Check every line of the entries below for the word "numéros", and copy the ones that have it.

[Dataset items]

● ● ● ● ●

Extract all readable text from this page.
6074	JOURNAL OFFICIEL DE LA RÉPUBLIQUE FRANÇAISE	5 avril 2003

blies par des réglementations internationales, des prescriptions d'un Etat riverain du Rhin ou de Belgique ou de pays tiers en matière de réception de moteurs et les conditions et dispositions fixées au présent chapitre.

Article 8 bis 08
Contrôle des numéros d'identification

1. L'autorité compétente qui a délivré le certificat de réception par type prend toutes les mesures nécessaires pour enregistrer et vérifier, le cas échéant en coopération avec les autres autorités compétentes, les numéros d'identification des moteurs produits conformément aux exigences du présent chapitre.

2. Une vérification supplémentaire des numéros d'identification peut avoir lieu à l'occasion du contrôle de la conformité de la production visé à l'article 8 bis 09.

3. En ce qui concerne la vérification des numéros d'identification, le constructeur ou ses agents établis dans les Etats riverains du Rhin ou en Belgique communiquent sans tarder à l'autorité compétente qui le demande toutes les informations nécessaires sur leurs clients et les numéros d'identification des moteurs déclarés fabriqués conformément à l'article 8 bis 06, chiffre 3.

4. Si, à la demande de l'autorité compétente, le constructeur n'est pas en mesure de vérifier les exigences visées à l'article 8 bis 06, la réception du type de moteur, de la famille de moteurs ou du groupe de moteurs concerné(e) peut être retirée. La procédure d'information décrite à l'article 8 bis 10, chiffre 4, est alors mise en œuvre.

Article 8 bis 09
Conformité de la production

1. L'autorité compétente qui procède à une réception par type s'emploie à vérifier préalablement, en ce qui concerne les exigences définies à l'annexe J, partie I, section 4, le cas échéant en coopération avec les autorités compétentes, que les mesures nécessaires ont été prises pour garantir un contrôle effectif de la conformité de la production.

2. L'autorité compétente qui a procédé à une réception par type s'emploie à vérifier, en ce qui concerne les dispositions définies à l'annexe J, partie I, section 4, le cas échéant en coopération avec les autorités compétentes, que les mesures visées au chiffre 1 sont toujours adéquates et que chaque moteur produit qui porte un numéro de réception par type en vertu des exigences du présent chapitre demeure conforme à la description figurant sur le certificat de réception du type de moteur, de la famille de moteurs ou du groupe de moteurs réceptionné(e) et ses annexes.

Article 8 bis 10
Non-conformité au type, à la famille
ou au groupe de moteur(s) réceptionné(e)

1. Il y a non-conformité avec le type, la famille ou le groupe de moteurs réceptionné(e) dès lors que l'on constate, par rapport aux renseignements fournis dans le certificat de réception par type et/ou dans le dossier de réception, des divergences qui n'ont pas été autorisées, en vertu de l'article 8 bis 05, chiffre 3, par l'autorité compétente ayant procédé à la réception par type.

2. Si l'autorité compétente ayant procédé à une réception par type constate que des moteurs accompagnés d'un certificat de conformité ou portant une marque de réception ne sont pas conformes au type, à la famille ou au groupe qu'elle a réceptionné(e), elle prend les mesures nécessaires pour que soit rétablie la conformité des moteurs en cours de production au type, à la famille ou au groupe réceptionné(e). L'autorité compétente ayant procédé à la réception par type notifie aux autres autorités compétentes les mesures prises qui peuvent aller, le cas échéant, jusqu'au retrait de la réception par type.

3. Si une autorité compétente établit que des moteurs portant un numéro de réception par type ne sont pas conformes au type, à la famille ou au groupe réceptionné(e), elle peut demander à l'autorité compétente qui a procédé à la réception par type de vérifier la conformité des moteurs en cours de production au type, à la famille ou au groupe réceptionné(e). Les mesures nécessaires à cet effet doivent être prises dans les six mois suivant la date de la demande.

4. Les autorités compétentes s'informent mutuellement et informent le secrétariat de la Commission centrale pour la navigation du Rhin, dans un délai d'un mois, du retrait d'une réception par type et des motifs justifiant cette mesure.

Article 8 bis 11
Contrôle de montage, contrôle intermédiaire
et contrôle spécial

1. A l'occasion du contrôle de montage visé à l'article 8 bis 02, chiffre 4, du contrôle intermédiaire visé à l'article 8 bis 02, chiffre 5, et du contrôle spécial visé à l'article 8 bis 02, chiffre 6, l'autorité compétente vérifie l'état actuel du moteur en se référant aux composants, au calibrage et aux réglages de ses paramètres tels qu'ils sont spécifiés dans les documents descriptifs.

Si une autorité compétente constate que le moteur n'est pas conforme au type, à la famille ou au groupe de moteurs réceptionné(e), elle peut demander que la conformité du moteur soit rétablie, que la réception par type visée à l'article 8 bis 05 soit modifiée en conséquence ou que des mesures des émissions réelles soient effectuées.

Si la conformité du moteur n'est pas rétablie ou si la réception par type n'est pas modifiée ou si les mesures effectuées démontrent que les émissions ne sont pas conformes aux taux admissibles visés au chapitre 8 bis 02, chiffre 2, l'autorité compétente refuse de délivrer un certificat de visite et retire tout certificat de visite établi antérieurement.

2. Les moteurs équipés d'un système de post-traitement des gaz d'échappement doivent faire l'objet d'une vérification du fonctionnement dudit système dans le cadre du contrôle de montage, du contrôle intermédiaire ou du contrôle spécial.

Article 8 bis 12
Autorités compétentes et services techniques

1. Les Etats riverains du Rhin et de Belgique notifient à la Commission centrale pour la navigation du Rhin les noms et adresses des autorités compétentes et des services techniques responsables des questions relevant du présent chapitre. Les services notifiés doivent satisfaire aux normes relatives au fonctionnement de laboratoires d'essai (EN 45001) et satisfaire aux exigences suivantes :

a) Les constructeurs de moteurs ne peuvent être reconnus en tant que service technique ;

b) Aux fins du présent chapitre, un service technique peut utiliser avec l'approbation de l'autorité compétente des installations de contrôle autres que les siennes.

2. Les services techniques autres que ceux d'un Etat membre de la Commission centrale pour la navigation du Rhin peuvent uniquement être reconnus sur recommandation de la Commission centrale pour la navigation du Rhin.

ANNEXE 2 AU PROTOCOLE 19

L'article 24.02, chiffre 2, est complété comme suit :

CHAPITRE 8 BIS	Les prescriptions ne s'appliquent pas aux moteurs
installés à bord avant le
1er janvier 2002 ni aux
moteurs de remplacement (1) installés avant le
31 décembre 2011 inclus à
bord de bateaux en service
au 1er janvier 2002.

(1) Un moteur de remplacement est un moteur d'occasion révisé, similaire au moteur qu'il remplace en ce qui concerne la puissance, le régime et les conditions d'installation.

● ● ● ● ●

▶ Output for this exercise
Contrôle des numéros d'identification
1. L'autorité compétente qui a délivré le certificat de réception par type prend toutes les mesures nécessaires pour enregistrer et vérifier, le cas échéant en coopération avec les autres autorités compétentes, les numéros d'identification des moteurs produits conformément aux exigences du présent chapitre.
2. Une vérification supplémentaire des numéros d'identification peut avoir lieu à l'occasion du contrôle de la conformité de la production visé à l'article 8 bis 09.
3. En ce qui concerne la vérification des numéros d'identification, le constructeur ou ses agents établis dans les Etats riverains du Rhin ou en Belgique communiquent sans tarder à l'autorité compétente qui le demande toutes les informations nécessaires sur leurs clients et les numéros d'identification des moteurs déclarés fabriqués conformément à l'article 8 bis 06, chiffre 3.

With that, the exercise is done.